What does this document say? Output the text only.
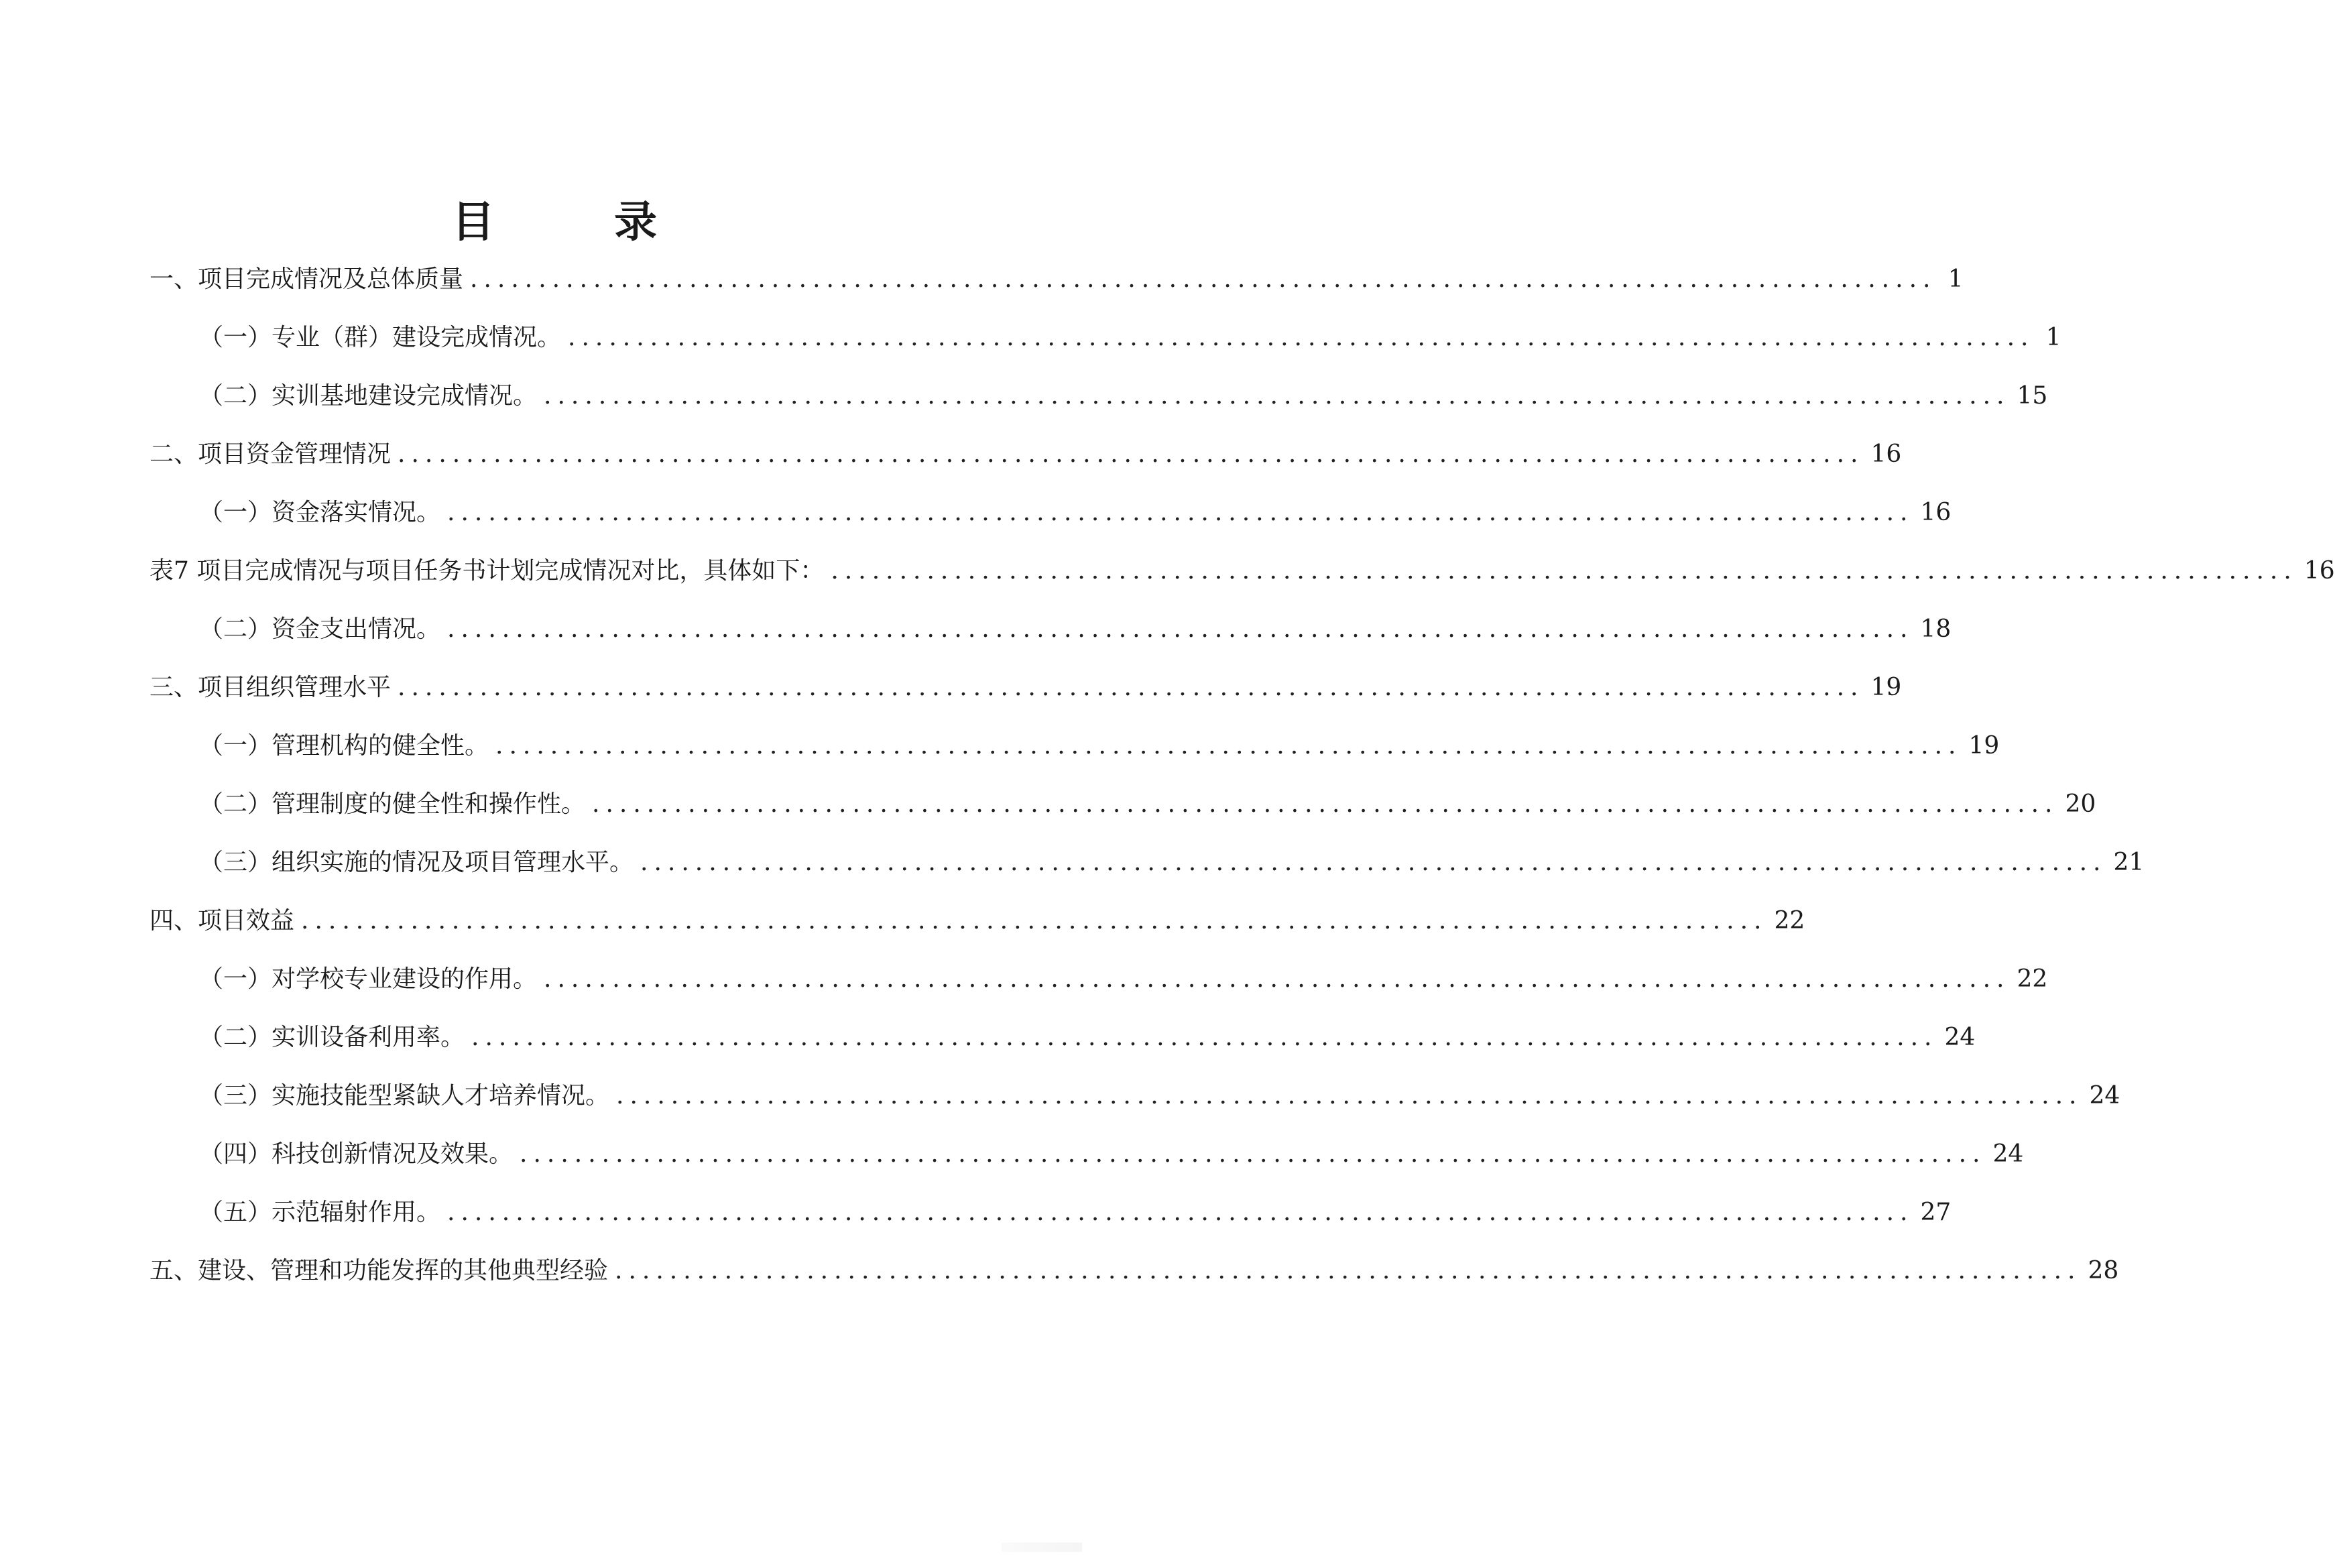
目 录
一、项目完成情况及总体质量 ........................................................................................................... 1
（一）专业（群）建设完成情况。 ........................................................................................................... 1
（二）实训基地建设完成情况。 ........................................................................................................... 15
二、项目资金管理情况 ........................................................................................................... 16
（一）资金落实情况。 ........................................................................................................... 16
表7 项目完成情况与项目任务书计划完成情况对比，具体如下： ........................................................................................................... 16
（二）资金支出情况。 ........................................................................................................... 18
三、项目组织管理水平 ........................................................................................................... 19
（一）管理机构的健全性。 ........................................................................................................... 19
（二）管理制度的健全性和操作性。 ........................................................................................................... 20
（三）组织实施的情况及项目管理水平。 ........................................................................................................... 21
四、项目效益 ........................................................................................................... 22
（一）对学校专业建设的作用。 ........................................................................................................... 22
（二）实训设备利用率。 ........................................................................................................... 24
（三）实施技能型紧缺人才培养情况。 ........................................................................................................... 24
（四）科技创新情况及效果。 ........................................................................................................... 24
（五）示范辐射作用。 ........................................................................................................... 27
五、建设、管理和功能发挥的其他典型经验 ........................................................................................................... 28
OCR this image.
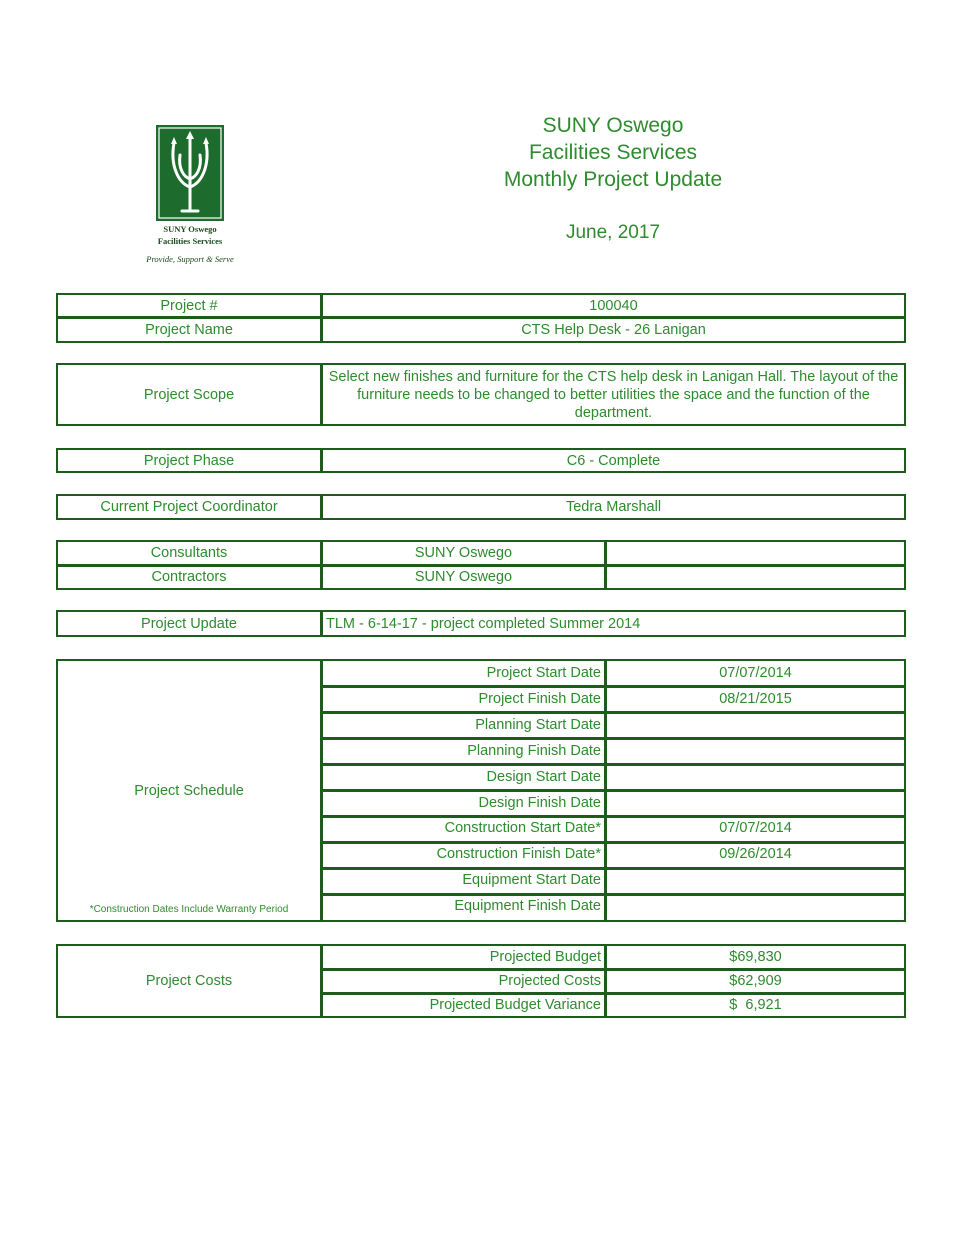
SUNY Oswego
Facilities Services
Provide, Support & Serve
SUNY Oswego
Facilities Services
Monthly Project Update
June, 2017
Project #	100040
Project Name	CTS Help Desk - 26 Lanigan
Project Scope
Select new finishes and furniture for the CTS help desk in Lanigan Hall. The layout of the furniture needs to be changed to better utilities the space and the function of the department.
Project Phase	C6 - Complete
Current Project Coordinator	Tedra Marshall
Consultants	SUNY Oswego
Contractors	SUNY Oswego
Project Update	TLM - 6-14-17 - project completed Summer 2014
Project Schedule
*Construction Dates Include Warranty Period
Project Start Date	07/07/2014
Project Finish Date	08/21/2015
Planning Start Date
Planning Finish Date
Design Start Date
Design Finish Date
Construction Start Date*	07/07/2014
Construction Finish Date*	09/26/2014
Equipment Start Date
Equipment Finish Date
Project Costs
Projected Budget	$69,830
Projected Costs	$62,909
Projected Budget Variance	$  6,921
# # #
#### SET TASK:
From the data above, copy each line that holds "this".

#### RIGHT ANSWER:
What does this document say? Output the text only.
OCR this image.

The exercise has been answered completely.